[[ Dataset entries, beginning ]]

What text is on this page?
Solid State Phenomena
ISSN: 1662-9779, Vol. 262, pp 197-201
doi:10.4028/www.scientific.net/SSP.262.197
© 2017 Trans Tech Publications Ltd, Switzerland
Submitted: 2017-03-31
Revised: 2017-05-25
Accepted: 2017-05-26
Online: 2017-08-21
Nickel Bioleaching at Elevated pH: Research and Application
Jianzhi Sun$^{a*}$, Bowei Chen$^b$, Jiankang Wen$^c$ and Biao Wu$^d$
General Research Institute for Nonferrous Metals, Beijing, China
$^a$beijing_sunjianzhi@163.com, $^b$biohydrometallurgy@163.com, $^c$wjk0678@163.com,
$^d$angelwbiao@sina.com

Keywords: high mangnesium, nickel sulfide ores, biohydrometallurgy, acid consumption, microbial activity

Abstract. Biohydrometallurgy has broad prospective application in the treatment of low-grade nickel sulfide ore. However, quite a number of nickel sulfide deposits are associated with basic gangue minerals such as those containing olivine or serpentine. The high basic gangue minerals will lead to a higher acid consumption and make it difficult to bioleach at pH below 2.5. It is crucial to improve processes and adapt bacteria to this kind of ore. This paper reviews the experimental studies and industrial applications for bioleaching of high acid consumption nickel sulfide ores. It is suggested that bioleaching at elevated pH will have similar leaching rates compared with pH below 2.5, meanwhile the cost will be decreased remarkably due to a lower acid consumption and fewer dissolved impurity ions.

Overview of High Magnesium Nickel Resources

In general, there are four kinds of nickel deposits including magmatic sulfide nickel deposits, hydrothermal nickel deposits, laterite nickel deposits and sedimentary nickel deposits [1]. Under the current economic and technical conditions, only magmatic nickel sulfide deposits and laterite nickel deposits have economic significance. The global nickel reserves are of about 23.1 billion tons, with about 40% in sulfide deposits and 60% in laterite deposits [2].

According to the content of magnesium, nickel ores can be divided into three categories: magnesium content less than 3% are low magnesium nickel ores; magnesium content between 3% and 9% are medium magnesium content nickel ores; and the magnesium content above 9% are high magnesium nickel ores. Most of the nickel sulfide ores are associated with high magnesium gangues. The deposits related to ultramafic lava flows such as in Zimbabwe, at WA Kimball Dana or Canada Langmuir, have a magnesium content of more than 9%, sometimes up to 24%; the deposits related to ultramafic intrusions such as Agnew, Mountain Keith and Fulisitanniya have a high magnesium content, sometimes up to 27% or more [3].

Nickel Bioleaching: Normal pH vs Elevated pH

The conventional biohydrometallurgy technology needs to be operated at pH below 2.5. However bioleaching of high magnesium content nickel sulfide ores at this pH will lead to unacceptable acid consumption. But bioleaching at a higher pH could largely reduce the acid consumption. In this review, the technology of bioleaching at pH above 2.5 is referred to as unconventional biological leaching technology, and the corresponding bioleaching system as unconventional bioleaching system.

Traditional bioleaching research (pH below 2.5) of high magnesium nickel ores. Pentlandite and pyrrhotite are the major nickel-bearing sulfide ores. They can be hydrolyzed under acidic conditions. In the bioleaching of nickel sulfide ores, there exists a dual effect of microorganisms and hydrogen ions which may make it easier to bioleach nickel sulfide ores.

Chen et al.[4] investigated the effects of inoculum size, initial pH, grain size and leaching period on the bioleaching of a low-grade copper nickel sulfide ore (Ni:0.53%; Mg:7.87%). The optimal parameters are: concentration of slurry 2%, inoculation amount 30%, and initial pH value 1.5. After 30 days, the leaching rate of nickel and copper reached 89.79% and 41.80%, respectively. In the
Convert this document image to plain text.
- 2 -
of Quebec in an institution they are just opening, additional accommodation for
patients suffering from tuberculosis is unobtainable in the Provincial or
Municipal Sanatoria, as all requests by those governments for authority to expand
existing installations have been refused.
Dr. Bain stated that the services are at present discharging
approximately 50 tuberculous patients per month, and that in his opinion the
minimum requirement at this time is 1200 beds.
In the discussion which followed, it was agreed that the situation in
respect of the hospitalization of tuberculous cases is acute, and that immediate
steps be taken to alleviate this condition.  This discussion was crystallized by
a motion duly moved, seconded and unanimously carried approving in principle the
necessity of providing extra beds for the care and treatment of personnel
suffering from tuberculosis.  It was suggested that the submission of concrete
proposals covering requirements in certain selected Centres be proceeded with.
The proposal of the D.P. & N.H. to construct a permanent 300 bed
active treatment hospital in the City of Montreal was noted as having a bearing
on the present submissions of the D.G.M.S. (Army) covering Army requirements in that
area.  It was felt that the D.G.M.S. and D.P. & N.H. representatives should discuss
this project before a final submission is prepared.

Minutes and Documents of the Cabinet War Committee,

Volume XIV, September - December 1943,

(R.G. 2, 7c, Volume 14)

[[ Dataset entries, end ]]

Exercise objective — In the answer, each line of the data must appear exactly as written.

Exercise response —
What text is on this page?
Solid State Phenomena
ISSN: 1662-9779, Vol. 262, pp 197-201
doi:10.4028/www.scientific.net/SSP.262.197
© 2017 Trans Tech Publications Ltd, Switzerland
Submitted: 2017-03-31
Revised: 2017-05-25
Accepted: 2017-05-26
Online: 2017-08-21
Nickel Bioleaching at Elevated pH: Research and Application
Jianzhi Sun$^{a*}$, Bowei Chen$^b$, Jiankang Wen$^c$ and Biao Wu$^d$
General Research Institute for Nonferrous Metals, Beijing, China
$^a$beijing_sunjianzhi@163.com, $^b$biohydrometallurgy@163.com, $^c$wjk0678@163.com,
$^d$angelwbiao@sina.com

Keywords: high mangnesium, nickel sulfide ores, biohydrometallurgy, acid consumption, microbial activity

Abstract. Biohydrometallurgy has broad prospective application in the treatment of low-grade nickel sulfide ore. However, quite a number of nickel sulfide deposits are associated with basic gangue minerals such as those containing olivine or serpentine. The high basic gangue minerals will lead to a higher acid consumption and make it difficult to bioleach at pH below 2.5. It is crucial to improve processes and adapt bacteria to this kind of ore. This paper reviews the experimental studies and industrial applications for bioleaching of high acid consumption nickel sulfide ores. It is suggested that bioleaching at elevated pH will have similar leaching rates compared with pH below 2.5, meanwhile the cost will be decreased remarkably due to a lower acid consumption and fewer dissolved impurity ions.

Overview of High Magnesium Nickel Resources

In general, there are four kinds of nickel deposits including magmatic sulfide nickel deposits, hydrothermal nickel deposits, laterite nickel deposits and sedimentary nickel deposits [1]. Under the current economic and technical conditions, only magmatic nickel sulfide deposits and laterite nickel deposits have economic significance. The global nickel reserves are of about 23.1 billion tons, with about 40% in sulfide deposits and 60% in laterite deposits [2].

According to the content of magnesium, nickel ores can be divided into three categories: magnesium content less than 3% are low magnesium nickel ores; magnesium content between 3% and 9% are medium magnesium content nickel ores; and the magnesium content above 9% are high magnesium nickel ores. Most of the nickel sulfide ores are associated with high magnesium gangues. The deposits related to ultramafic lava flows such as in Zimbabwe, at WA Kimball Dana or Canada Langmuir, have a magnesium content of more than 9%, sometimes up to 24%; the deposits related to ultramafic intrusions such as Agnew, Mountain Keith and Fulisitanniya have a high magnesium content, sometimes up to 27% or more [3].

Nickel Bioleaching: Normal pH vs Elevated pH

The conventional biohydrometallurgy technology needs to be operated at pH below 2.5. However bioleaching of high magnesium content nickel sulfide ores at this pH will lead to unacceptable acid consumption. But bioleaching at a higher pH could largely reduce the acid consumption. In this review, the technology of bioleaching at pH above 2.5 is referred to as unconventional biological leaching technology, and the corresponding bioleaching system as unconventional bioleaching system.

Traditional bioleaching research (pH below 2.5) of high magnesium nickel ores. Pentlandite and pyrrhotite are the major nickel-bearing sulfide ores. They can be hydrolyzed under acidic conditions. In the bioleaching of nickel sulfide ores, there exists a dual effect of microorganisms and hydrogen ions which may make it easier to bioleach nickel sulfide ores.

Chen et al.[4] investigated the effects of inoculum size, initial pH, grain size and leaching period on the bioleaching of a low-grade copper nickel sulfide ore (Ni:0.53%; Mg:7.87%). The optimal parameters are: concentration of slurry 2%, inoculation amount 30%, and initial pH value 1.5. After 30 days, the leaching rate of nickel and copper reached 89.79% and 41.80%, respectively. In the
Convert this document image to plain text.
- 2 -
of Quebec in an institution they are just opening, additional accommodation for
patients suffering from tuberculosis is unobtainable in the Provincial or
Municipal Sanatoria, as all requests by those governments for authority to expand
existing installations have been refused.
Dr. Bain stated that the services are at present discharging
approximately 50 tuberculous patients per month, and that in his opinion the
minimum requirement at this time is 1200 beds.
In the discussion which followed, it was agreed that the situation in
respect of the hospitalization of tuberculous cases is acute, and that immediate
steps be taken to alleviate this condition.  This discussion was crystallized by
a motion duly moved, seconded and unanimously carried approving in principle the
necessity of providing extra beds for the care and treatment of personnel
suffering from tuberculosis.  It was suggested that the submission of concrete
proposals covering requirements in certain selected Centres be proceeded with.
The proposal of the D.P. & N.H. to construct a permanent 300 bed
active treatment hospital in the City of Montreal was noted as having a bearing
on the present submissions of the D.G.M.S. (Army) covering Army requirements in that
area.  It was felt that the D.G.M.S. and D.P. & N.H. representatives should discuss
this project before a final submission is prepared.

Minutes and Documents of the Cabinet War Committee,

Volume XIV, September - December 1943,

(R.G. 2, 7c, Volume 14)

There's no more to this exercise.